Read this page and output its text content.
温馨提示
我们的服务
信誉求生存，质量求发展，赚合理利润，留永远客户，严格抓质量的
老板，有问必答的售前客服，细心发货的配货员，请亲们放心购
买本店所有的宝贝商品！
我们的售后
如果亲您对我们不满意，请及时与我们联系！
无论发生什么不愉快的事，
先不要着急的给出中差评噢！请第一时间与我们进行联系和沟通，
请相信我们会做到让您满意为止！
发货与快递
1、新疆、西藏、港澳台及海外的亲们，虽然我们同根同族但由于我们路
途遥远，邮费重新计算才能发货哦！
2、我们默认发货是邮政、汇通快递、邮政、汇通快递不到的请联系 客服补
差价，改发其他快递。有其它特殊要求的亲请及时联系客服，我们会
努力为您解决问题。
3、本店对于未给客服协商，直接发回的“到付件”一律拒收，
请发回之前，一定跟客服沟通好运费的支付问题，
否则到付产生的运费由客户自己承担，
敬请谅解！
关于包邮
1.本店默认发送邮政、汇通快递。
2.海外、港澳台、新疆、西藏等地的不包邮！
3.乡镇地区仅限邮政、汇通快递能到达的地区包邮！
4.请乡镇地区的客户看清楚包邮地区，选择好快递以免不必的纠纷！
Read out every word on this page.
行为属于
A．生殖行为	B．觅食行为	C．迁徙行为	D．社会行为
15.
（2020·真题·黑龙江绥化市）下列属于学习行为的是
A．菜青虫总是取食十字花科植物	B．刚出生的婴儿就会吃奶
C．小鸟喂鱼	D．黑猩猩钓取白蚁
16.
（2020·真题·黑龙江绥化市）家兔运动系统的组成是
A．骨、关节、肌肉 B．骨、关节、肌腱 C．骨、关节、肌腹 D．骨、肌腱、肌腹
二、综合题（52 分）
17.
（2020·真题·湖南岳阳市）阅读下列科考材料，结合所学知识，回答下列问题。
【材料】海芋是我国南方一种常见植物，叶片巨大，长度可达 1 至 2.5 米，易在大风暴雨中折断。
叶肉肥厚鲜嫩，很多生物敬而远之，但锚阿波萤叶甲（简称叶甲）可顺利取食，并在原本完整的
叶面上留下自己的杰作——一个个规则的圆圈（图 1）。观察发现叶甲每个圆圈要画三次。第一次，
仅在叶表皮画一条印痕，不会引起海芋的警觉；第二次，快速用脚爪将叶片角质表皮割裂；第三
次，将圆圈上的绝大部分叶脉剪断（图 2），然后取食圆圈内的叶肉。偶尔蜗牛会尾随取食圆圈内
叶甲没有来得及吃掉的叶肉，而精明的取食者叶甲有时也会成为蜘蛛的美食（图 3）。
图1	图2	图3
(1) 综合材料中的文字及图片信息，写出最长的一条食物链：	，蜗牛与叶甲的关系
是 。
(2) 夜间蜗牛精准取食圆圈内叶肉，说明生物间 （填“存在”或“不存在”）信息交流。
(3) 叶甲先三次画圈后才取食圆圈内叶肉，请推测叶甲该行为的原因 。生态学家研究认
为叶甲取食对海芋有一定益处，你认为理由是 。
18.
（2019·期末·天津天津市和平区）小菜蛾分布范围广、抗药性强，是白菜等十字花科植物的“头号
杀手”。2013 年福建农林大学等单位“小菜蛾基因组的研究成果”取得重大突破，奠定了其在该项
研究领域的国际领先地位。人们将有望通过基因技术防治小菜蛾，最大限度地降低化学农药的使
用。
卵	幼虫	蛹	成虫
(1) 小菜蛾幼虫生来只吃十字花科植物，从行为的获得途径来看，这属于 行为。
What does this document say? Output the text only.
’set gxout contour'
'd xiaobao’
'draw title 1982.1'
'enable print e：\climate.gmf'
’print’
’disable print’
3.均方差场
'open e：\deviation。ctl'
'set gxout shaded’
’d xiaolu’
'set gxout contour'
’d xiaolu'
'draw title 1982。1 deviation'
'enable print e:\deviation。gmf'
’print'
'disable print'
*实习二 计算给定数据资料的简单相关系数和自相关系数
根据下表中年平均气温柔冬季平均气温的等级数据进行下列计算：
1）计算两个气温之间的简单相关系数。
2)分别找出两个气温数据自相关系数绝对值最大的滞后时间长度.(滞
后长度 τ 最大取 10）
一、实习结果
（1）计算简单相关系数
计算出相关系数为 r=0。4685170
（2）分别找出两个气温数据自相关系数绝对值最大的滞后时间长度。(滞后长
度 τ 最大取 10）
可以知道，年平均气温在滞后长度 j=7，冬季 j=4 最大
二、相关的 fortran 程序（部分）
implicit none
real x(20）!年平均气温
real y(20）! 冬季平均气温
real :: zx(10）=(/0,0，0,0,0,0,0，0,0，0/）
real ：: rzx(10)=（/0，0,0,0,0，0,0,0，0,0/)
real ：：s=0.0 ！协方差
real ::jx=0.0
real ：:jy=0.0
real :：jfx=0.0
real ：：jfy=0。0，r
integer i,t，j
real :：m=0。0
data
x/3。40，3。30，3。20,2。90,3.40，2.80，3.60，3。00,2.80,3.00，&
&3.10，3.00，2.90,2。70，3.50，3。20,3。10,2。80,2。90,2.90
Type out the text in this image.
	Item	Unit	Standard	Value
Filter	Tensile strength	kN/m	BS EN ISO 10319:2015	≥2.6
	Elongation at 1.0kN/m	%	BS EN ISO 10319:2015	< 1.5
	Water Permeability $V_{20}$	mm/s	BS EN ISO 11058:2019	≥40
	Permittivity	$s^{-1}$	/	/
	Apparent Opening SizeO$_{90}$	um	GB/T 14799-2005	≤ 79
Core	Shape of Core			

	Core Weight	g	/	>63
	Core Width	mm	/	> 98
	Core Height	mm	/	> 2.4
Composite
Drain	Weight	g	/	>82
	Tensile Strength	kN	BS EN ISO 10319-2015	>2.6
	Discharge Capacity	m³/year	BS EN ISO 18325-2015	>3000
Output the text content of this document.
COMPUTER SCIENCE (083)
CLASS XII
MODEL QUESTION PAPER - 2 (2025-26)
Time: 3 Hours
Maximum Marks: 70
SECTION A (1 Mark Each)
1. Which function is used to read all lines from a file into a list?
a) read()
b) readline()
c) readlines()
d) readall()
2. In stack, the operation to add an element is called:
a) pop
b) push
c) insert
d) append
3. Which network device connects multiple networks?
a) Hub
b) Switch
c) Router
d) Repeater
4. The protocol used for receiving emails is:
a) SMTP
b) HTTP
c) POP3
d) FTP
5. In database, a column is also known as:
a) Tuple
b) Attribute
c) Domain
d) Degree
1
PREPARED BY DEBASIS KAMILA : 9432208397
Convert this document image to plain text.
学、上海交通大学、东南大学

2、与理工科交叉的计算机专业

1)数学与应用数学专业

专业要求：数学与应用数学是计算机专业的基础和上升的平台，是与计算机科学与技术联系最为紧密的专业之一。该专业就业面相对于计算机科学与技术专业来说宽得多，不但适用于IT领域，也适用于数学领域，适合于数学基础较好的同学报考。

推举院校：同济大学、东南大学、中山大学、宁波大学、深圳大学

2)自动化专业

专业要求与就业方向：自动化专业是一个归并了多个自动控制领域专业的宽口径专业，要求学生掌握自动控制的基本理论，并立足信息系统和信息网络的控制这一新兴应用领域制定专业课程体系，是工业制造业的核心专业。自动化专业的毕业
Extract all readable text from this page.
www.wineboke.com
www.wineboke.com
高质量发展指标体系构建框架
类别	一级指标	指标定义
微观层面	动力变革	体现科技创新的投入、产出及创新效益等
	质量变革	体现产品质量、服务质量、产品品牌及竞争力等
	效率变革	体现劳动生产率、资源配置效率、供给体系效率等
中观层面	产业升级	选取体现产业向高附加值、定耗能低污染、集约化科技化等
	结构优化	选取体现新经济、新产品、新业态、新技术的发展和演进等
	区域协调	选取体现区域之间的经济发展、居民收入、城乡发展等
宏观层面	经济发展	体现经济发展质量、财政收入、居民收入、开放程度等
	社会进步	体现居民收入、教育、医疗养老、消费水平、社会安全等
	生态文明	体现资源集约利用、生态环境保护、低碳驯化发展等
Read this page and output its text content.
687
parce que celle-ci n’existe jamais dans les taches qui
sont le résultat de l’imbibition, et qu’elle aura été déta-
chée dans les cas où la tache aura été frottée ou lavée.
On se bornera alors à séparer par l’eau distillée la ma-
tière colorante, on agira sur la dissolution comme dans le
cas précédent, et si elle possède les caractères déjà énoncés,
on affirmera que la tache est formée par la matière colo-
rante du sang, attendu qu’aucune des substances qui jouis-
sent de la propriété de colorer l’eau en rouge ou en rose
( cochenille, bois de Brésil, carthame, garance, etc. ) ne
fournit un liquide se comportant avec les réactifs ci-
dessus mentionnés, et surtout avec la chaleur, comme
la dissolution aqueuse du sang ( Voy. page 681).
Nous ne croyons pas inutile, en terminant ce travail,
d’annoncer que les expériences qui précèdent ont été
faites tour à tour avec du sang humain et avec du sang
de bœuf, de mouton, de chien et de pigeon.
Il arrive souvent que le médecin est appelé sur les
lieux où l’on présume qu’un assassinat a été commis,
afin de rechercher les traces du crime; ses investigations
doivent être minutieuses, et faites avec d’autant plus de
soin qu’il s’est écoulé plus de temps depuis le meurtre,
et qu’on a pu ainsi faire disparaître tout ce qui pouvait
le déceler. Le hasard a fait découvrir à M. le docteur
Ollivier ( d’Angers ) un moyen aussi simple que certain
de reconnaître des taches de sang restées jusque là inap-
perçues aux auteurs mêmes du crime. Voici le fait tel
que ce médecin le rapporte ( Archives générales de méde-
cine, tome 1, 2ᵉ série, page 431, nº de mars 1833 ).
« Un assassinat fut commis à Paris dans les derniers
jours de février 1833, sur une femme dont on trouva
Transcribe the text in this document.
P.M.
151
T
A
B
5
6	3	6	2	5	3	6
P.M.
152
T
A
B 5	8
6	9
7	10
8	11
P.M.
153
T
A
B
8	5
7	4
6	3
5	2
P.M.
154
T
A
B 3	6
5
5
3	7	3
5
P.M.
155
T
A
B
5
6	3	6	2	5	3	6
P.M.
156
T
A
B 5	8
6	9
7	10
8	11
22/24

> **THE PROBLEM**
Check each line of these records for the string "sang" and state only how many lines have it.

> **FULL ANSWER**
4